Input records.

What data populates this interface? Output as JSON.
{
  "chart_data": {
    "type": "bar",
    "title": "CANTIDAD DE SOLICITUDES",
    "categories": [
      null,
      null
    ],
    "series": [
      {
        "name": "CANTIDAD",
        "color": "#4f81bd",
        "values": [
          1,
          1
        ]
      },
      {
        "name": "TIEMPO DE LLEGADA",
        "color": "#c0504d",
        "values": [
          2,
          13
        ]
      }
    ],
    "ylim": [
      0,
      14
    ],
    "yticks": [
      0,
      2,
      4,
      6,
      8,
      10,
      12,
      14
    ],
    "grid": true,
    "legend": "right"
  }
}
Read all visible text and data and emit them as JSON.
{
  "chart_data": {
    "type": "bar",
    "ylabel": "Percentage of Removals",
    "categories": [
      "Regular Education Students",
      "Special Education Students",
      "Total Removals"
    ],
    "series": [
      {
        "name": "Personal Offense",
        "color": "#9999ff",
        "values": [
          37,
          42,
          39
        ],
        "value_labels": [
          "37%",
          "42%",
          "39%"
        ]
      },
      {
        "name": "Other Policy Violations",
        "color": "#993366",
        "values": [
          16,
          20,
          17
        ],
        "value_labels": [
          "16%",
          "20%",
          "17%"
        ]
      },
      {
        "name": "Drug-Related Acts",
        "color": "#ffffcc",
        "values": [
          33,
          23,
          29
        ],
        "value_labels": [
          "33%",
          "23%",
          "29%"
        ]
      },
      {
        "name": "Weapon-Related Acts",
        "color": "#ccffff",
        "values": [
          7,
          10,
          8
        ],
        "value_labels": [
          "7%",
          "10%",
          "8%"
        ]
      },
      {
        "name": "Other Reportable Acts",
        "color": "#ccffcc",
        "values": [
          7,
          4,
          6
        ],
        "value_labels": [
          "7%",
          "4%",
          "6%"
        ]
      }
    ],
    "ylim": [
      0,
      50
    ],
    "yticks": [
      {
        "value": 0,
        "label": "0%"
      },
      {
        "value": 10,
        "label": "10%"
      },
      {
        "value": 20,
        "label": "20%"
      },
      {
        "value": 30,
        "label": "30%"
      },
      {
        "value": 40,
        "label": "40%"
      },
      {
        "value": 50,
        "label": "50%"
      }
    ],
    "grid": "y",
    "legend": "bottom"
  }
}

What the task requires. Repeat only the lines from the one holding "Read all visible" through the last line of the data.

Expected answer.
Read all visible text and data and emit them as JSON.
{
  "chart_data": {
    "type": "bar",
    "ylabel": "Percentage of Removals",
    "categories": [
      "Regular Education Students",
      "Special Education Students",
      "Total Removals"
    ],
    "series": [
      {
        "name": "Personal Offense",
        "color": "#9999ff",
        "values": [
          37,
          42,
          39
        ],
        "value_labels": [
          "37%",
          "42%",
          "39%"
        ]
      },
      {
        "name": "Other Policy Violations",
        "color": "#993366",
        "values": [
          16,
          20,
          17
        ],
        "value_labels": [
          "16%",
          "20%",
          "17%"
        ]
      },
      {
        "name": "Drug-Related Acts",
        "color": "#ffffcc",
        "values": [
          33,
          23,
          29
        ],
        "value_labels": [
          "33%",
          "23%",
          "29%"
        ]
      },
      {
        "name": "Weapon-Related Acts",
        "color": "#ccffff",
        "values": [
          7,
          10,
          8
        ],
        "value_labels": [
          "7%",
          "10%",
          "8%"
        ]
      },
      {
        "name": "Other Reportable Acts",
        "color": "#ccffcc",
        "values": [
          7,
          4,
          6
        ],
        "value_labels": [
          "7%",
          "4%",
          "6%"
        ]
      }
    ],
    "ylim": [
      0,
      50
    ],
    "yticks": [
      {
        "value": 0,
        "label": "0%"
      },
      {
        "value": 10,
        "label": "10%"
      },
      {
        "value": 20,
        "label": "20%"
      },
      {
        "value": 30,
        "label": "30%"
      },
      {
        "value": 40,
        "label": "40%"
      },
      {
        "value": 50,
        "label": "50%"
      }
    ],
    "grid": "y",
    "legend": "bottom"
  }
}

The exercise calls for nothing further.